→ **Excerpt to read**:
◆ ◆ ◆ ◆
## Recovery inside a recovery

##### Apr 30, 2009

While reconstructing the Dow price chart (here), I noticed that there was some dubious statistics going on behind the scenes.  The chart made the point that the 1929 bear market took over 20 years to recover to its peak value.  The mystery wrapped in the enigma is the existence of the time series for a 1937 bear market and a 1939 bear market.  This could not happen unless there were bears within bears and recoveries within recoveries.

The uncomplicated time-series view brings this situation out more clearly:

This is a sobering picture in the face of all the talk about "green shoots" and "bear market rallies".

From a statistical perspective, the 1937 and 1939 bear markets cannot be interpreted without noting that they happened inside of a larger bear market.

That IS a sobering chart, but it leaves me with a question:

I'd be interested to see the graph of "how many days since it was last this low? (or this high?)"

At any time the price will be either rising or falling, so the answer to one of those two questions is always zero, but they can alternate frequently. the "days since low" can be plotted below the baseline while the "days since high" could be plotted above the baseline. Every so often the number of days increases discontinuously, as a recent record is breached, so the history reaches suddenly much further back. .
◆ ◆ ◆ ◆
→ **Your instructions**:
Extend the post on the Dow's bear markets and recoveries, picking up right after its last sentence. The items that come next were taken from a separate source.

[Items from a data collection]
◆ ◆ ◆ ◆
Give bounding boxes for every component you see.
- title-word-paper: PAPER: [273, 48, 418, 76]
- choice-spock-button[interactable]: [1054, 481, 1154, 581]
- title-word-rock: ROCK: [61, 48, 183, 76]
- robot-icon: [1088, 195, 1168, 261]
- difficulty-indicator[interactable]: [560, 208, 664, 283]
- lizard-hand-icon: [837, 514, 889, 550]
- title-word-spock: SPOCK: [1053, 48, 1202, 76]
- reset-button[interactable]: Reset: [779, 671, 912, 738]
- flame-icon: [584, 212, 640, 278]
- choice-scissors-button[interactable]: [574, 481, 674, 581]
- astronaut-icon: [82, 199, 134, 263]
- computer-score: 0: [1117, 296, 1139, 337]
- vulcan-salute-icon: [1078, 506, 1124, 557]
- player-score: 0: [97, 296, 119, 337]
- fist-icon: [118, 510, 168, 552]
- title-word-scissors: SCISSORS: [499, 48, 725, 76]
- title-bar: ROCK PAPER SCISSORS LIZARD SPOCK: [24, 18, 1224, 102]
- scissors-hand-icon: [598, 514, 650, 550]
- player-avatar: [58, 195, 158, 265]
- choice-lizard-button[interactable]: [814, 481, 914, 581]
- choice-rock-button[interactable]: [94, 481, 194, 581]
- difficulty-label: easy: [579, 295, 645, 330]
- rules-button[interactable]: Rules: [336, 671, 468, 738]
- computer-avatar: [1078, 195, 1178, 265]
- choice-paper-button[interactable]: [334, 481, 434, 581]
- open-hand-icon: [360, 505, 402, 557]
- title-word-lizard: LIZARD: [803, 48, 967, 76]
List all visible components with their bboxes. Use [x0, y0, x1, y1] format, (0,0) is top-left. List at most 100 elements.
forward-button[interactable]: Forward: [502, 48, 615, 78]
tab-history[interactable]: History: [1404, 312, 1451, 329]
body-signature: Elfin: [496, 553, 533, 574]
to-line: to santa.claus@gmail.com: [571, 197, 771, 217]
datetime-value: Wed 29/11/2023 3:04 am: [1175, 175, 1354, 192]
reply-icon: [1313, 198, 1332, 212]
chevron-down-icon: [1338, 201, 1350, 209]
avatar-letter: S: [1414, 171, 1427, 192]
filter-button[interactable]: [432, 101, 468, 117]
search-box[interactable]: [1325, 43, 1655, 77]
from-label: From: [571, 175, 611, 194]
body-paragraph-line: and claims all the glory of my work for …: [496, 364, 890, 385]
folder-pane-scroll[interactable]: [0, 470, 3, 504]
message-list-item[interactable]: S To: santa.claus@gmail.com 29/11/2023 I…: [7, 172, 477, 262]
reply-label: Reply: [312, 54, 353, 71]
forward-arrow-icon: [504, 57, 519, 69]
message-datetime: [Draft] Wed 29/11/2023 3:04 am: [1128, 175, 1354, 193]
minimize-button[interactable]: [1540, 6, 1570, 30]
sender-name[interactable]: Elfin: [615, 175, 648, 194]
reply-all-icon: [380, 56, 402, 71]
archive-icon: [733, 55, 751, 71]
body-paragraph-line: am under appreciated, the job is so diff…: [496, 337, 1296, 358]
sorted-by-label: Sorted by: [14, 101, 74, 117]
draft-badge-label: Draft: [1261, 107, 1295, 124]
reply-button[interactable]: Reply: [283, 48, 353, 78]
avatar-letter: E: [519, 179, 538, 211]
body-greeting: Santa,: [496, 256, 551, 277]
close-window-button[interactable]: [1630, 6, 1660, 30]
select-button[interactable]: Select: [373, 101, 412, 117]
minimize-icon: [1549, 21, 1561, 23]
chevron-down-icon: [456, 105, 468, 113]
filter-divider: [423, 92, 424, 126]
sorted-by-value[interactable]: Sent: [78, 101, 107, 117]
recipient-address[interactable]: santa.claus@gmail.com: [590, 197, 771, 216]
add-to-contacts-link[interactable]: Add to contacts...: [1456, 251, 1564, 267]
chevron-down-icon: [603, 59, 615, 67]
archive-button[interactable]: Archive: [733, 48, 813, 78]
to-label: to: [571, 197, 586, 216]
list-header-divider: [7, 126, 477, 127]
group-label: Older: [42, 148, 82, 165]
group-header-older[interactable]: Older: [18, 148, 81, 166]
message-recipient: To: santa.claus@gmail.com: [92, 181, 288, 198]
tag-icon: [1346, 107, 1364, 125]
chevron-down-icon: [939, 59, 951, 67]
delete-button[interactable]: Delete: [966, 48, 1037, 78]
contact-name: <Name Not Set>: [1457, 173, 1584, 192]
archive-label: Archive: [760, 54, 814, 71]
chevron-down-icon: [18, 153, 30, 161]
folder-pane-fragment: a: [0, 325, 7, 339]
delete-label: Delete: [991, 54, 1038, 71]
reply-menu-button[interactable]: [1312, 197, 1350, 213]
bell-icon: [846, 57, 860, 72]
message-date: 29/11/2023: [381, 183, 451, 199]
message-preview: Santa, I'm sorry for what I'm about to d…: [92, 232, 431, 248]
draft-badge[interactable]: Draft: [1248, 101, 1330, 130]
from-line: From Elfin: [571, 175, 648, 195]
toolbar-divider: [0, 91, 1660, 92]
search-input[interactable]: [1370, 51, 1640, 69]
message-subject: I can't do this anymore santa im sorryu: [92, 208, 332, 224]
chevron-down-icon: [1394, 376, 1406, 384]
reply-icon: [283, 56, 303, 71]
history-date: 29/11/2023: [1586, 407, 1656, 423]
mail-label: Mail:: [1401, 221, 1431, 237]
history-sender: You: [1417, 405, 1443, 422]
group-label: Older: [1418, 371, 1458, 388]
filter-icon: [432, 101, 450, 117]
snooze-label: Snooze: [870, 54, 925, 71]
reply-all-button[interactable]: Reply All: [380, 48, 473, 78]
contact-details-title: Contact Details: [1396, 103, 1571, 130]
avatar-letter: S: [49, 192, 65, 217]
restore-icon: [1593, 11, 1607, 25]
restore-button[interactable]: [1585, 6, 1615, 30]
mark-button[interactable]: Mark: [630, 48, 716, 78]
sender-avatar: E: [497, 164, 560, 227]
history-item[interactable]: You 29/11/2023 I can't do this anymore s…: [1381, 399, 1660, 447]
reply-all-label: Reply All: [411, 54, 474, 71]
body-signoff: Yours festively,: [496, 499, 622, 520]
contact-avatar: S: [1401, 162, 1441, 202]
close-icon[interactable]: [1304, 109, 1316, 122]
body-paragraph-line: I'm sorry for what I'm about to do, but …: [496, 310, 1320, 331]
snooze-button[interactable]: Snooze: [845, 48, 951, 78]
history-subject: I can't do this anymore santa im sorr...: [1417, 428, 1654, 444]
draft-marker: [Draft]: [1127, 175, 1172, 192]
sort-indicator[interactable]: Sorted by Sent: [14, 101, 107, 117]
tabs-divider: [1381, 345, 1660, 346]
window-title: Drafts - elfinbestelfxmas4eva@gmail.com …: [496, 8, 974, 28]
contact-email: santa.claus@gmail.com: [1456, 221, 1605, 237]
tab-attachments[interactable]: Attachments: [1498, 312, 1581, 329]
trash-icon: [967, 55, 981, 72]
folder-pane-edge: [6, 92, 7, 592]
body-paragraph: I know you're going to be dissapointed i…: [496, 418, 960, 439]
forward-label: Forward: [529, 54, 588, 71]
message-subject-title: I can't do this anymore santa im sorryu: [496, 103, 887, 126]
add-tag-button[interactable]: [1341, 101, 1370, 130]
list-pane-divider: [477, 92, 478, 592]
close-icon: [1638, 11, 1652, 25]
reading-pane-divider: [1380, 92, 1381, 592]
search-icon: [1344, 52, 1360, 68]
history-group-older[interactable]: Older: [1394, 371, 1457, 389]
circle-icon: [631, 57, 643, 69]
◆ ◆ ◆ ◆
→ **Written answer**:
Derek: in order to execute your idea, we would need to agree on the definition of "high" and "low". The problem is one needs a long view to establish a real low as opposed to a transient low. Take a look at the absolute low in the chart above; not many months later, another "low" was reached; it would seem odd to reset the count at that point.

Sorry, I wasn't clear: I didn't mean "days since last peak/trough", which would require a definition of peak or trough. I meant "days since the curve was last this high, or low," which is unambiguous: you simply draw a horizontal line backwards in time until it stops floating in air and hits a previous portion of the curve.

If the curve is exactly flat locally, the value is zero. If it's rising locally, the "next" (backwards in time) time a horizontal line hits the curve will be the "days since last this high" value. If it's falling locally, the "next" time a horizontal line hits the curve will be the "days since last this low" value.

It's definable without disagreement or need for definitions, and it is describable in a plain English sentence, "the last time the stock market was this low was ten years ago!" That doesn't mean there was a trough ten years ago; in fact the market was probably rising at the time.

A time series of such values will be characterised by slow increases in value, punctuated by discontinuous increases (as old peaks and troughs are surpassed) and sudden falls to zero (as the curve changes direction and "days since" starts again from zero.

The high or low distinction can be encoded by colour, or by which side of the axis it's plotted.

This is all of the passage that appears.